### Task to carry out
In the Bayesian bandits notebook, what long-run conversion rate is assumed for version A?

### Given passage

# Bayesian Bandits

In [1]:
import arviz as az
import numpy as np
import matplotlib.pyplot as plt
import pymc as pm

plt.rcParams['figure.dpi'] = 75
plt.rcParams['figure.figsize'] = (6.4, 3.2)

In [2]:
def plot_prior(trace, **options):
    return pm.plot_posterior(trace, group='prior', **options);

In [3]:
def plot_posterior_predictive(trace, **options):
    return pm.plot_posterior(trace, group='posterior_predictive', **options);

In [4]:
def run_samplers(model, *args, **options):
    with model:
        # Sample the prior predictive
        prior_pred = pm.sample_prior_predictive()

        # Sample from the posterior
        trace = pm.sample(*args, **options)

        # Sample from the posterior predictive
        posterior_pred = pm.sample_posterior_predictive(trace)

    trace.extend(prior_pred)
    trace.extend(posterior_pred)
    
    return trace

## A/B Testing

Let's get back to the example from the previous notebook, estimating the conversion rate of an email campaign.

For purposes of simulation, let's assume that the actual long run conversion rate for version A is 10%.
We'll use a dictionary to keep track of this probability, `p`, the number of times we have tested this version, `n`, and the number of successful conversions, `k`.

In [5]:
A = dict(p=0.1, n=0, k=0)

When we run a campaign, we'll updated this dictionary with the number of people we contact and the number of conversions, drawn from a binomial distribution with parameters `n` and `p`.

In [6]:
from scipy.stats import binom

def run_campaign(d, n=100):
    d['n'] += n
    d['k'] += binom.rvs(n=n, p=d['p'])

### Data extract
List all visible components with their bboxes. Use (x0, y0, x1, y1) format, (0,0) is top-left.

### Written reply
10% (p=0.1)